───── Exercise materials

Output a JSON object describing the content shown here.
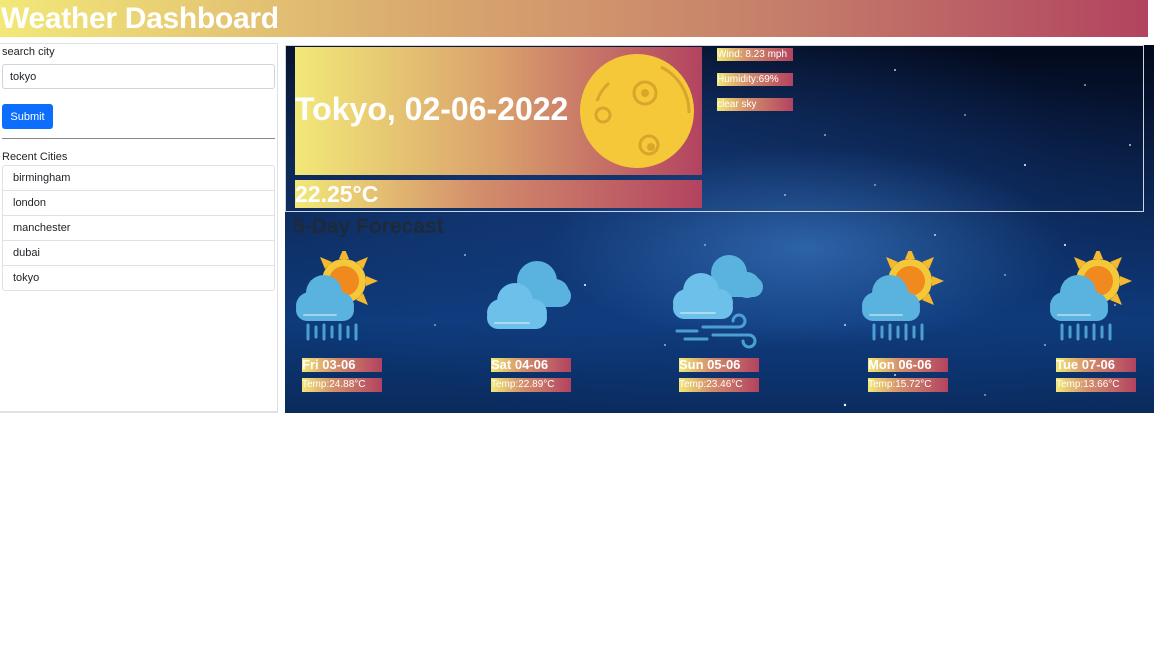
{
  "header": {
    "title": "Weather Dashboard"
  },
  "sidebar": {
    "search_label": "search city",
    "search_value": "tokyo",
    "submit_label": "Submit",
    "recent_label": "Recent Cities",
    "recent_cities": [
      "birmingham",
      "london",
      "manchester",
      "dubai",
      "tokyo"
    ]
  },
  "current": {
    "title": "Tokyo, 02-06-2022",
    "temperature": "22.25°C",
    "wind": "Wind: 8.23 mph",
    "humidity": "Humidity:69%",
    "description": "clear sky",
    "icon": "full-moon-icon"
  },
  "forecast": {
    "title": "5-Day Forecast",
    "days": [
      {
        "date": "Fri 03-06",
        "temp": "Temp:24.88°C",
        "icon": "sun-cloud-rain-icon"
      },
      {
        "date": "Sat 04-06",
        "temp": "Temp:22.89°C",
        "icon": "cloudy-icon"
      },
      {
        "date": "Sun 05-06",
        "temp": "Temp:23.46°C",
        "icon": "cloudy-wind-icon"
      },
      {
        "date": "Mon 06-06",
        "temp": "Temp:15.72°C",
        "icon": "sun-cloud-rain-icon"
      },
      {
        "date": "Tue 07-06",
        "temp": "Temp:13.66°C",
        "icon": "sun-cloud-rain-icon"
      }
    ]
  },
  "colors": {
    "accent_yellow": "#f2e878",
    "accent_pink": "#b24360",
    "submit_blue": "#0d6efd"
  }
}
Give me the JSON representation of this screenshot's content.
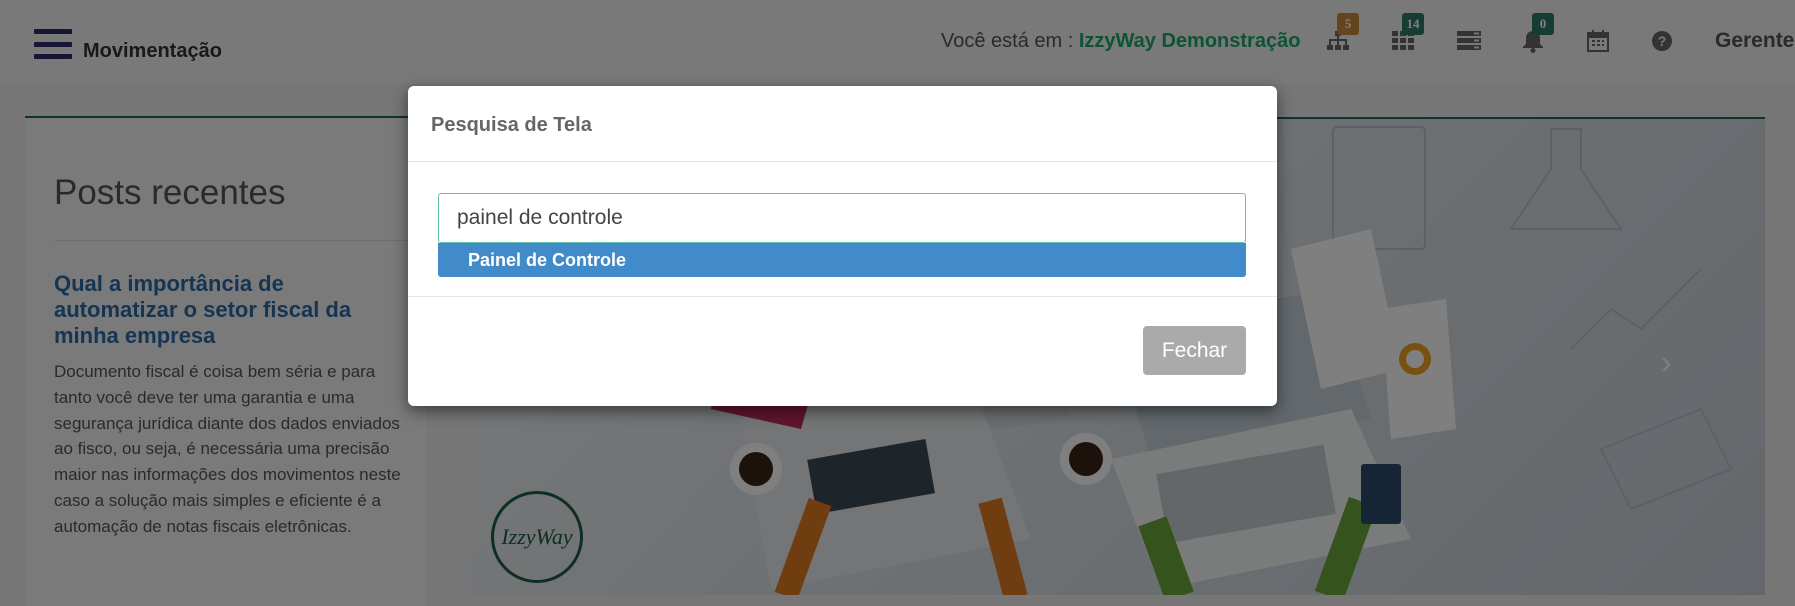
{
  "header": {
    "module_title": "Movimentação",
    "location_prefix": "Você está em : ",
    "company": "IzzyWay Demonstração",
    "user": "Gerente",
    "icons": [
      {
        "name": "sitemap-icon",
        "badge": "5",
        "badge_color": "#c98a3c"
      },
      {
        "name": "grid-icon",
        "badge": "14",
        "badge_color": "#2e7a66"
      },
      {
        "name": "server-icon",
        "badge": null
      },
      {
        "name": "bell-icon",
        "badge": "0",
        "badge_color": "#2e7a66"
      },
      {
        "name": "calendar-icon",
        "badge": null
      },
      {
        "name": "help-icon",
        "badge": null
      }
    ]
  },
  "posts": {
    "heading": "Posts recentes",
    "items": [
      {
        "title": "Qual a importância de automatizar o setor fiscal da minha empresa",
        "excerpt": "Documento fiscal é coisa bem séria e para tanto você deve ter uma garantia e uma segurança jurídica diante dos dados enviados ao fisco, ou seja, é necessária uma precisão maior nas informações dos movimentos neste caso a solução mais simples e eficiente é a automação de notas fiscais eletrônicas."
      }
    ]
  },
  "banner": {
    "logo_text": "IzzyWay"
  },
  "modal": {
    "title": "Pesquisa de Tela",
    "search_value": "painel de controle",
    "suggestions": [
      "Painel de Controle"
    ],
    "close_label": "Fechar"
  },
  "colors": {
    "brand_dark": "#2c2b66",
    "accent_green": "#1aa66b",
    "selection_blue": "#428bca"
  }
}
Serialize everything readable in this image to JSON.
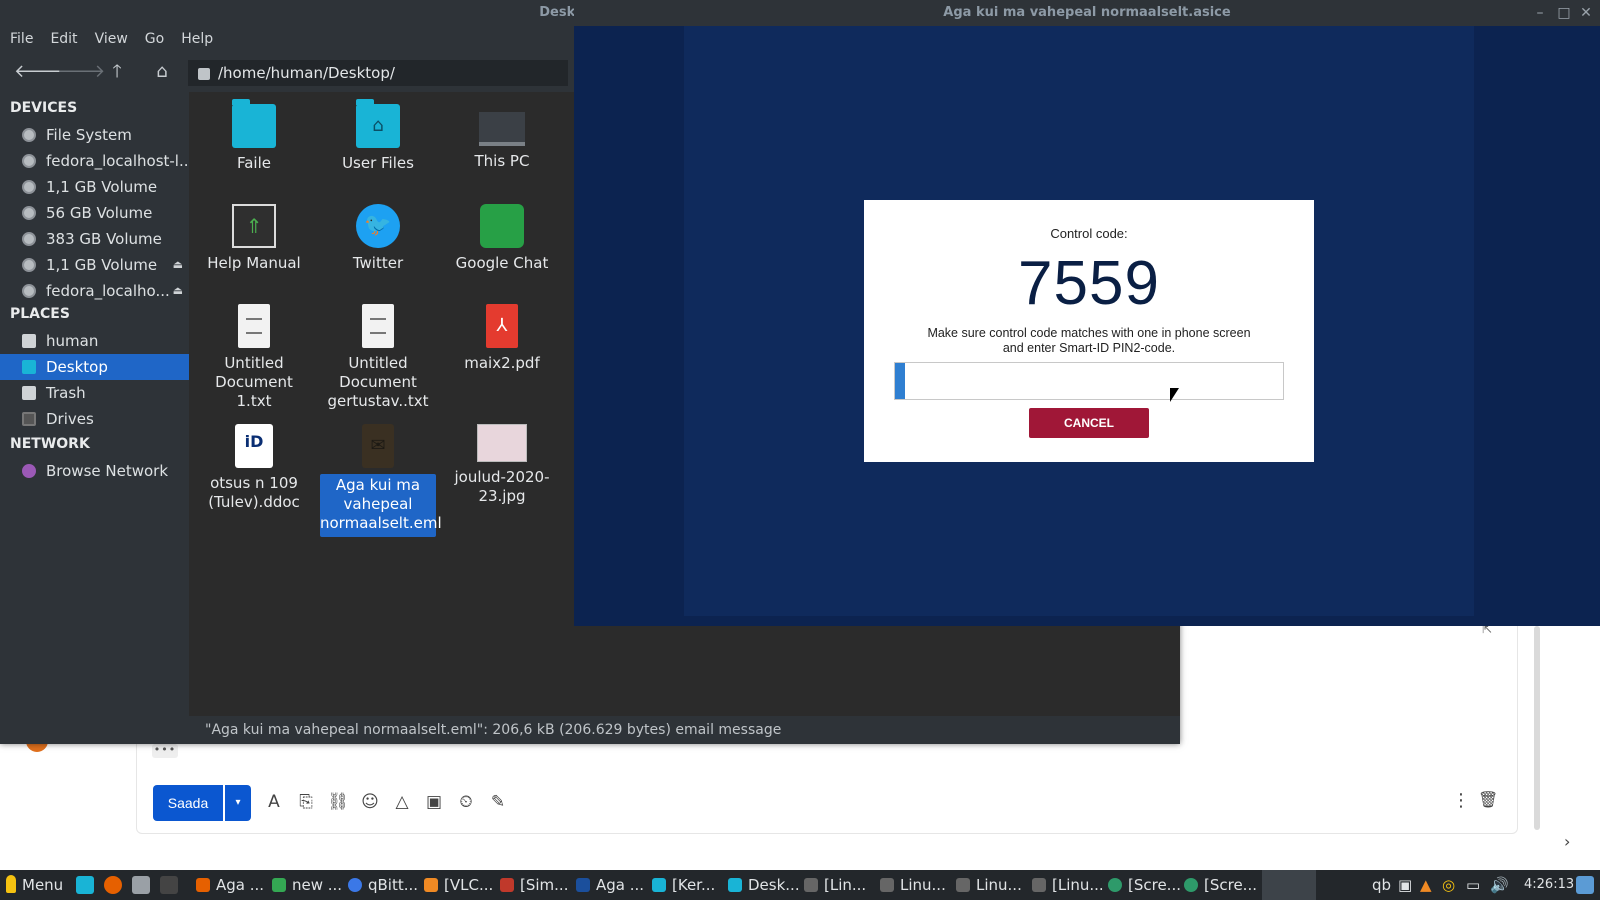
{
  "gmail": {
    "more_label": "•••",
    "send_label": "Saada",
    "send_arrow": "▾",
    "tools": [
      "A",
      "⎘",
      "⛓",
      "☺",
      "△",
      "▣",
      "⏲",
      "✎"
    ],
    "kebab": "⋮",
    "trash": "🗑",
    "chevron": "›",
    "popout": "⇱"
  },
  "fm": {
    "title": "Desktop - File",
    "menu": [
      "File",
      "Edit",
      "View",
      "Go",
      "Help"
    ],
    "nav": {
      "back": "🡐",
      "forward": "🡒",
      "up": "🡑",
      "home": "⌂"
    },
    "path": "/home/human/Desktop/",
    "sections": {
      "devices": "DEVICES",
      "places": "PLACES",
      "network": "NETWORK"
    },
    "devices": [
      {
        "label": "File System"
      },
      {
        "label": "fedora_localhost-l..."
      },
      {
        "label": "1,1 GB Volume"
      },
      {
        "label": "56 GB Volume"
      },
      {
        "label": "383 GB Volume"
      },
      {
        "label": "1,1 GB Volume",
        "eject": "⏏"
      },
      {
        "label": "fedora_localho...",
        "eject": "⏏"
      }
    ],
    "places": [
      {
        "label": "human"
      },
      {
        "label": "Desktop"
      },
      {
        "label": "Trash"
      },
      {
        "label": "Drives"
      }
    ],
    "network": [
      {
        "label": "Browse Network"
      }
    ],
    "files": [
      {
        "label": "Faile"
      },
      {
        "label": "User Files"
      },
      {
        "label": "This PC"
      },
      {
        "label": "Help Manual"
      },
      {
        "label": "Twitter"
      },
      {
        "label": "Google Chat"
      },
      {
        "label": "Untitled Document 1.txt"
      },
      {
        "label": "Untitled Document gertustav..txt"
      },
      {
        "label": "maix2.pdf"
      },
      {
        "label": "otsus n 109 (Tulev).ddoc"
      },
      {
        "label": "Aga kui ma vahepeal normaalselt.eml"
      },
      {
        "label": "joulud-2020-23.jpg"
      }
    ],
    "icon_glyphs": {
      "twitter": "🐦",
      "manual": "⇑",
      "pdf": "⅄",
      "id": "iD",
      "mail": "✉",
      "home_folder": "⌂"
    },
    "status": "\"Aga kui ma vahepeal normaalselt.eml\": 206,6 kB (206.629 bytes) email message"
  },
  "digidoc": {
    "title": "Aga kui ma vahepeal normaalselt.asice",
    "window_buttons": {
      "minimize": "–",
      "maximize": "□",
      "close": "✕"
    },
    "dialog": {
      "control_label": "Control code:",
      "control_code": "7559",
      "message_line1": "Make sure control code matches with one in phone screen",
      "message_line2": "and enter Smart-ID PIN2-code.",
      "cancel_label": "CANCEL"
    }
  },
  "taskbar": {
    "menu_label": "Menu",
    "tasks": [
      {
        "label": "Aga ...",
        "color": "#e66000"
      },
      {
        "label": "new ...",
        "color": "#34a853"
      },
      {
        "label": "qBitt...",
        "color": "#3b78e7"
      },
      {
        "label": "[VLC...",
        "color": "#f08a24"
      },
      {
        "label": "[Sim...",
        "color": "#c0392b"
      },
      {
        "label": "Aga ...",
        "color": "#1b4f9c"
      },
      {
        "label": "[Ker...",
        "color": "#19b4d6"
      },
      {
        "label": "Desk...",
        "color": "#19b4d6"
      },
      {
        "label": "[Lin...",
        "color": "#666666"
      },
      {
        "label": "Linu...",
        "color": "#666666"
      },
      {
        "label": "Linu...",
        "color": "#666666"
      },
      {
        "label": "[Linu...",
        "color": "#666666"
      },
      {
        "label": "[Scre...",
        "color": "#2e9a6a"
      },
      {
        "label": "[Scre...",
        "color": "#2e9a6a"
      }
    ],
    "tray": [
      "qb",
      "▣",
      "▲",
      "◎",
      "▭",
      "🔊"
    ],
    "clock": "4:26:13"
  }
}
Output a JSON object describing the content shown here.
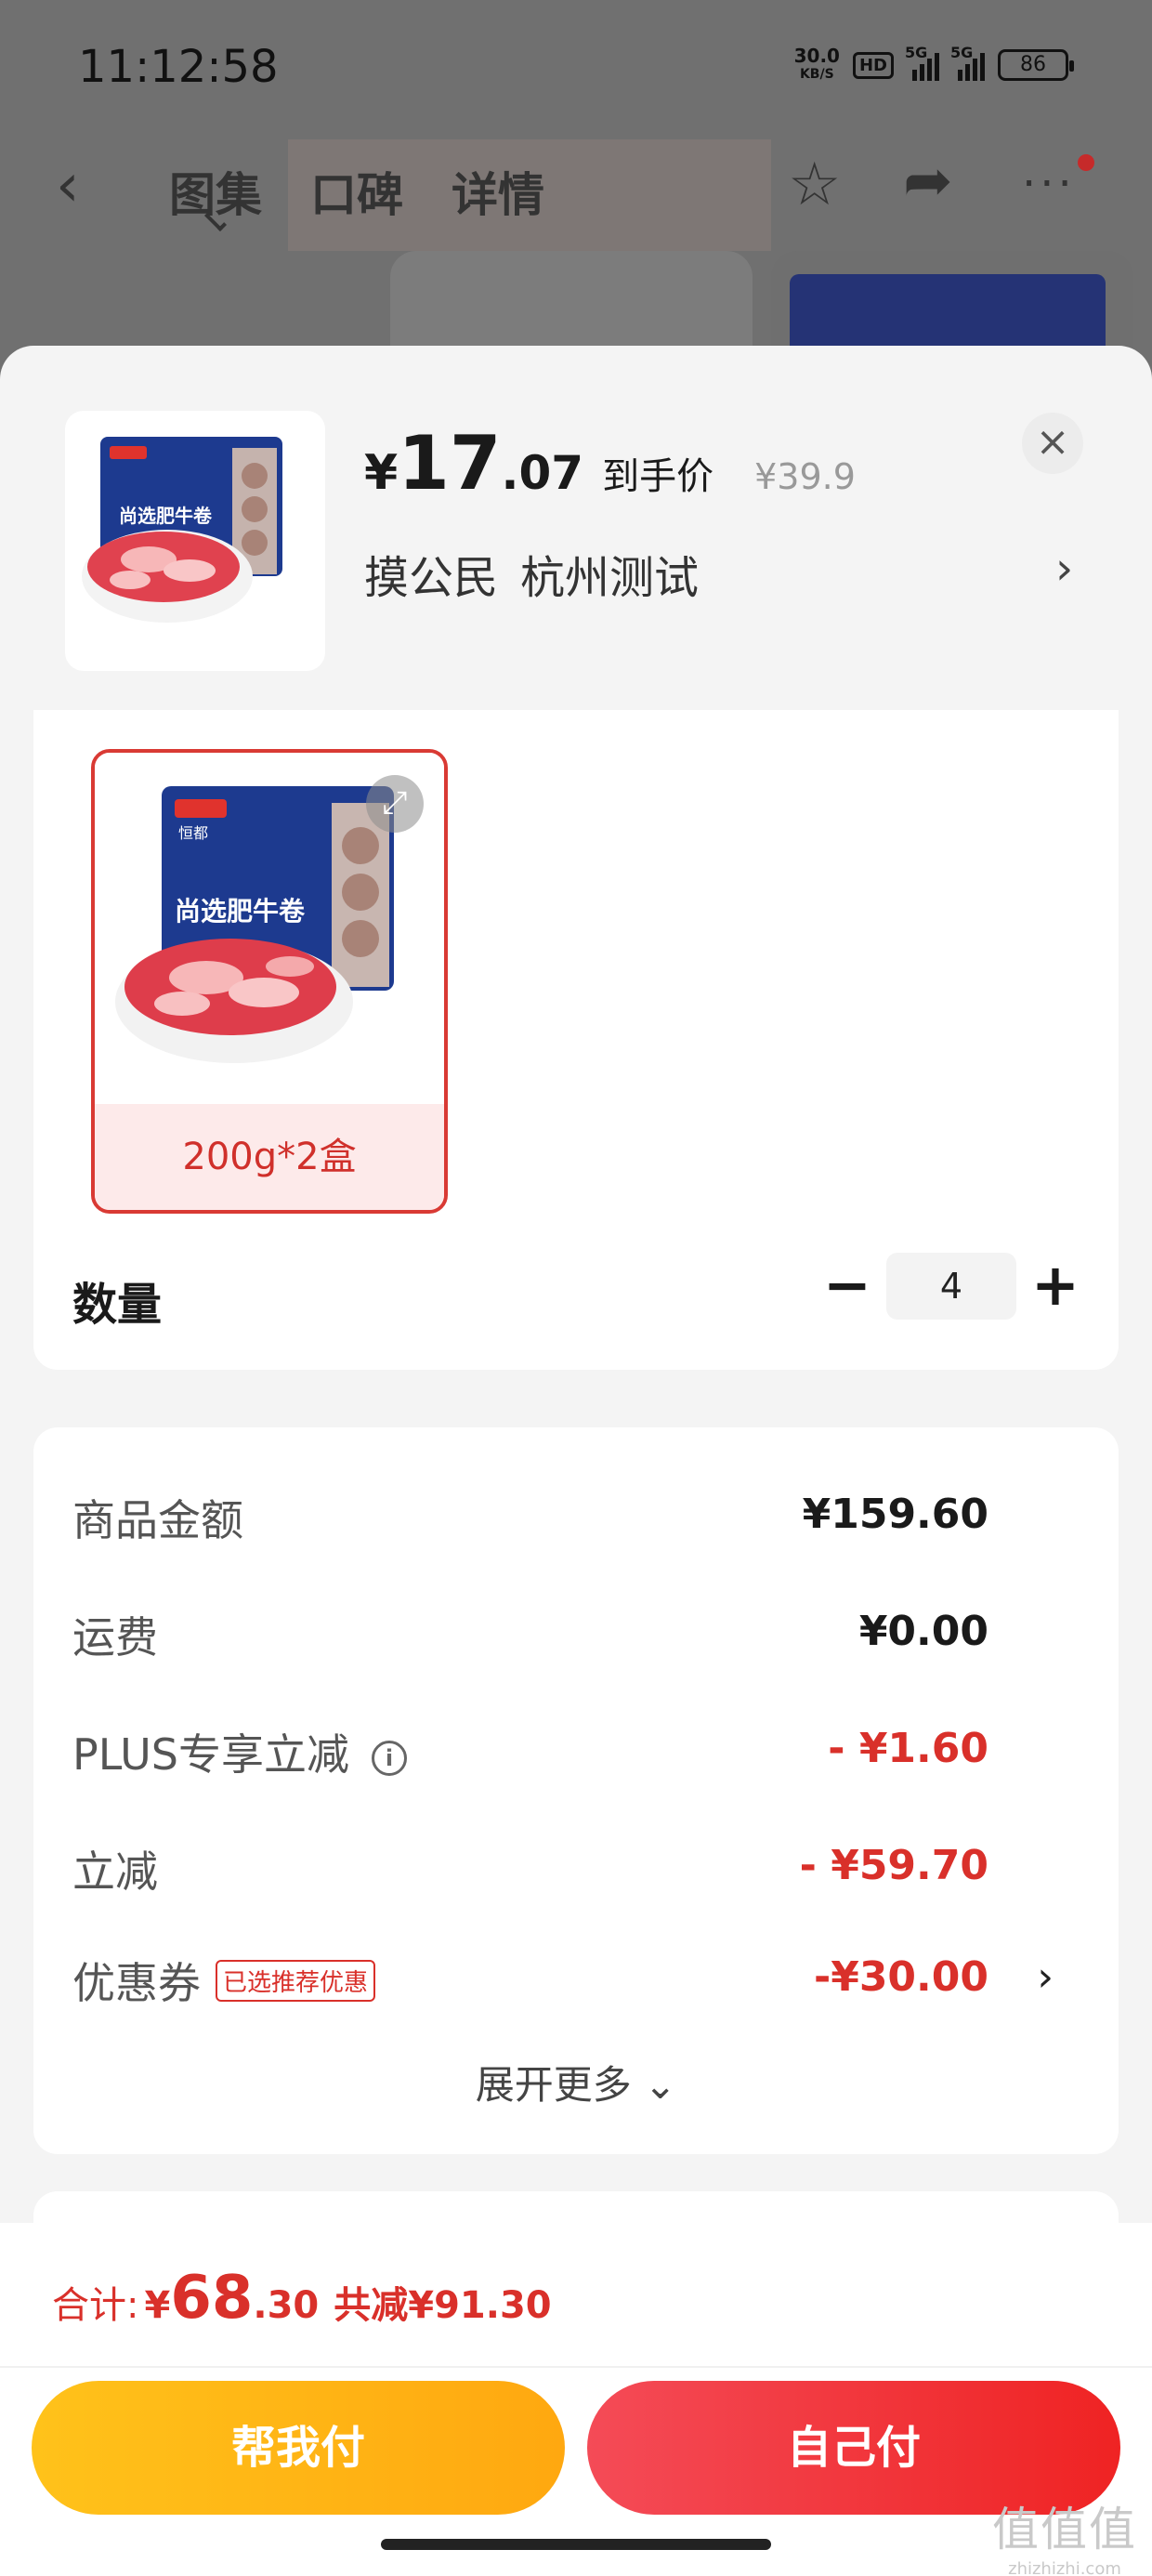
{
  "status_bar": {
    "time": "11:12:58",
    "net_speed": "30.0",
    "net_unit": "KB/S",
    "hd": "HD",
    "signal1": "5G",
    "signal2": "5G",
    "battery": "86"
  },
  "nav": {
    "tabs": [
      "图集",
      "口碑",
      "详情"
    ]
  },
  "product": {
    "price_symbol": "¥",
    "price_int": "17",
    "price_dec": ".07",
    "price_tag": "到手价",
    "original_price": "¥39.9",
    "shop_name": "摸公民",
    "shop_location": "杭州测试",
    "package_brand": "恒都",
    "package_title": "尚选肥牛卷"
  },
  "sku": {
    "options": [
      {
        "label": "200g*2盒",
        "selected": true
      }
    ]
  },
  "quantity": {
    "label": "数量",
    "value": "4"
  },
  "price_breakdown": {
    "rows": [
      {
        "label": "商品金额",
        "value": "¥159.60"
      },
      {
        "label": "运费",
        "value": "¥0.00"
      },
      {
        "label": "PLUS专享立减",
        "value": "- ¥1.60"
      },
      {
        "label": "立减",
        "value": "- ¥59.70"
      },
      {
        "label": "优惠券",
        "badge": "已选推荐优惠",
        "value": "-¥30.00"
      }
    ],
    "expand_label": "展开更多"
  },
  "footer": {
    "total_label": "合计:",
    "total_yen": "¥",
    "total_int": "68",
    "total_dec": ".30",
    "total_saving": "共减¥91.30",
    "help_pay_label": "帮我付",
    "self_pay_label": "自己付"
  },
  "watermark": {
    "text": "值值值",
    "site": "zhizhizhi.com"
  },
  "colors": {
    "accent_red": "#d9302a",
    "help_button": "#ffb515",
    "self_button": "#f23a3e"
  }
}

──────────

## [Task goal]
Gather up, from the records above, each line where the word "vahepeal" appears.

## [Task result]
        "label": "Aga kui ma vahepeal normaalselt.eml"
    "status": "\"Aga kui ma vahepeal normaalselt.eml\": 206,6 kB (206.629 bytes) email message"
    "title": "Aga kui ma vahepeal normaalselt.asice",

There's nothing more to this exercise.